>> START

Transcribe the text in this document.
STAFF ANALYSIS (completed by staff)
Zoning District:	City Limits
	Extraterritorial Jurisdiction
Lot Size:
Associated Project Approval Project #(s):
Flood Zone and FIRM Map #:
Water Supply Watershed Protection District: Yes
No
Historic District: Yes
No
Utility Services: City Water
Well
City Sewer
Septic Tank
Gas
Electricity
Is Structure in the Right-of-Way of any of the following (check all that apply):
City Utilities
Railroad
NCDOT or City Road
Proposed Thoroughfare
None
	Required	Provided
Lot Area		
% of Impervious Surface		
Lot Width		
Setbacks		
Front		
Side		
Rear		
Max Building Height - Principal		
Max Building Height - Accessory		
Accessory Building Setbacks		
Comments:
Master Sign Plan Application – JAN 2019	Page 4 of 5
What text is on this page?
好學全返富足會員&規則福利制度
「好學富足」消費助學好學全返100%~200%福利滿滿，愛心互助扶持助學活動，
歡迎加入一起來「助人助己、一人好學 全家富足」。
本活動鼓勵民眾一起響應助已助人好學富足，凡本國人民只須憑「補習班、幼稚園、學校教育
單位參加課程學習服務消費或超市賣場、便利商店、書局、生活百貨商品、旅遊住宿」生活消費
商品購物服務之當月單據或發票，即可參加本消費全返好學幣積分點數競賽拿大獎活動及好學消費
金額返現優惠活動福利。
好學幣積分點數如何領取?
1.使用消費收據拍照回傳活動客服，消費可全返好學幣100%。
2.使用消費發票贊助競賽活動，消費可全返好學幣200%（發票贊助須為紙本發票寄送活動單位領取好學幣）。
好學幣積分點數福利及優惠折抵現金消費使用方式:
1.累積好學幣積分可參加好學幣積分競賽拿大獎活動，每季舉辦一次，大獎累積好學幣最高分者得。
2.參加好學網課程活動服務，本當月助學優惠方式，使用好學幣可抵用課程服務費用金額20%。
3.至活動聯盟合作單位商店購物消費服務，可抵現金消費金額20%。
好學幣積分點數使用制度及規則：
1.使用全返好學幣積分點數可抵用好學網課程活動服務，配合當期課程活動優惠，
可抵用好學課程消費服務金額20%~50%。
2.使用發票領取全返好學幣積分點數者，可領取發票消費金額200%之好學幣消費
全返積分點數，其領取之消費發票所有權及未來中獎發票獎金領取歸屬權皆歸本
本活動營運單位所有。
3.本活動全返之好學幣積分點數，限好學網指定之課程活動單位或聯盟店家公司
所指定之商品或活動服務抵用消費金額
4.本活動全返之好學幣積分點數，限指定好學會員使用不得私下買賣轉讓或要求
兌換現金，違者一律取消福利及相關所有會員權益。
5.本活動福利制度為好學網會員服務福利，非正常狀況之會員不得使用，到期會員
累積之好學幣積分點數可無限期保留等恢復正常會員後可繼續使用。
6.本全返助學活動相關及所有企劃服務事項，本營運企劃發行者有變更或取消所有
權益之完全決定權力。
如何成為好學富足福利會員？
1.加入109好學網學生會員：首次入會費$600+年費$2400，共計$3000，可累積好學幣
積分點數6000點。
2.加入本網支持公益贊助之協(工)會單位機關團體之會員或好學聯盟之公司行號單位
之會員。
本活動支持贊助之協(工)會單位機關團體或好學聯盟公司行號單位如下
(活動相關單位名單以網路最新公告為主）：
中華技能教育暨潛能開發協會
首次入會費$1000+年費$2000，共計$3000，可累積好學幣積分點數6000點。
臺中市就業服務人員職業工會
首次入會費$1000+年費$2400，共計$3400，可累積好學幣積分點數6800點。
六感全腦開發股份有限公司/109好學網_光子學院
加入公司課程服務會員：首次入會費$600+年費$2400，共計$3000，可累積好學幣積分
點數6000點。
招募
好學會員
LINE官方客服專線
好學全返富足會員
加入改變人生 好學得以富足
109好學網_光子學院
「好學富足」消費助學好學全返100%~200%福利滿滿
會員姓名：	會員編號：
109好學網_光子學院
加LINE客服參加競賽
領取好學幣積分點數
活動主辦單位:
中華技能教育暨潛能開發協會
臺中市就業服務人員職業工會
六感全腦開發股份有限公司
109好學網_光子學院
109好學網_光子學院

>> END

Aim of the task>
Please repeat the listing above in full and exactly.

Response to this task>
Transcribe the text in this document.
STAFF ANALYSIS (completed by staff)
Zoning District:	City Limits
	Extraterritorial Jurisdiction
Lot Size:
Associated Project Approval Project #(s):
Flood Zone and FIRM Map #:
Water Supply Watershed Protection District: Yes
No
Historic District: Yes
No
Utility Services: City Water
Well
City Sewer
Septic Tank
Gas
Electricity
Is Structure in the Right-of-Way of any of the following (check all that apply):
City Utilities
Railroad
NCDOT or City Road
Proposed Thoroughfare
None
	Required	Provided
Lot Area		
% of Impervious Surface		
Lot Width		
Setbacks		
Front		
Side		
Rear		
Max Building Height - Principal		
Max Building Height - Accessory		
Accessory Building Setbacks		
Comments:
Master Sign Plan Application – JAN 2019	Page 4 of 5
What text is on this page?
好學全返富足會員&規則福利制度
「好學富足」消費助學好學全返100%~200%福利滿滿，愛心互助扶持助學活動，
歡迎加入一起來「助人助己、一人好學 全家富足」。
本活動鼓勵民眾一起響應助已助人好學富足，凡本國人民只須憑「補習班、幼稚園、學校教育
單位參加課程學習服務消費或超市賣場、便利商店、書局、生活百貨商品、旅遊住宿」生活消費
商品購物服務之當月單據或發票，即可參加本消費全返好學幣積分點數競賽拿大獎活動及好學消費
金額返現優惠活動福利。
好學幣積分點數如何領取?
1.使用消費收據拍照回傳活動客服，消費可全返好學幣100%。
2.使用消費發票贊助競賽活動，消費可全返好學幣200%（發票贊助須為紙本發票寄送活動單位領取好學幣）。
好學幣積分點數福利及優惠折抵現金消費使用方式:
1.累積好學幣積分可參加好學幣積分競賽拿大獎活動，每季舉辦一次，大獎累積好學幣最高分者得。
2.參加好學網課程活動服務，本當月助學優惠方式，使用好學幣可抵用課程服務費用金額20%。
3.至活動聯盟合作單位商店購物消費服務，可抵現金消費金額20%。
好學幣積分點數使用制度及規則：
1.使用全返好學幣積分點數可抵用好學網課程活動服務，配合當期課程活動優惠，
可抵用好學課程消費服務金額20%~50%。
2.使用發票領取全返好學幣積分點數者，可領取發票消費金額200%之好學幣消費
全返積分點數，其領取之消費發票所有權及未來中獎發票獎金領取歸屬權皆歸本
本活動營運單位所有。
3.本活動全返之好學幣積分點數，限好學網指定之課程活動單位或聯盟店家公司
所指定之商品或活動服務抵用消費金額
4.本活動全返之好學幣積分點數，限指定好學會員使用不得私下買賣轉讓或要求
兌換現金，違者一律取消福利及相關所有會員權益。
5.本活動福利制度為好學網會員服務福利，非正常狀況之會員不得使用，到期會員
累積之好學幣積分點數可無限期保留等恢復正常會員後可繼續使用。
6.本全返助學活動相關及所有企劃服務事項，本營運企劃發行者有變更或取消所有
權益之完全決定權力。
如何成為好學富足福利會員？
1.加入109好學網學生會員：首次入會費$600+年費$2400，共計$3000，可累積好學幣
積分點數6000點。
2.加入本網支持公益贊助之協(工)會單位機關團體之會員或好學聯盟之公司行號單位
之會員。
本活動支持贊助之協(工)會單位機關團體或好學聯盟公司行號單位如下
(活動相關單位名單以網路最新公告為主）：
中華技能教育暨潛能開發協會
首次入會費$1000+年費$2000，共計$3000，可累積好學幣積分點數6000點。
臺中市就業服務人員職業工會
首次入會費$1000+年費$2400，共計$3400，可累積好學幣積分點數6800點。
六感全腦開發股份有限公司/109好學網_光子學院
加入公司課程服務會員：首次入會費$600+年費$2400，共計$3000，可累積好學幣積分
點數6000點。
招募
好學會員
LINE官方客服專線
好學全返富足會員
加入改變人生 好學得以富足
109好學網_光子學院
「好學富足」消費助學好學全返100%~200%福利滿滿
會員姓名：	會員編號：
109好學網_光子學院
加LINE客服參加競賽
領取好學幣積分點數
活動主辦單位:
中華技能教育暨潛能開發協會
臺中市就業服務人員職業工會
六感全腦開發股份有限公司
109好學網_光子學院
109好學網_光子學院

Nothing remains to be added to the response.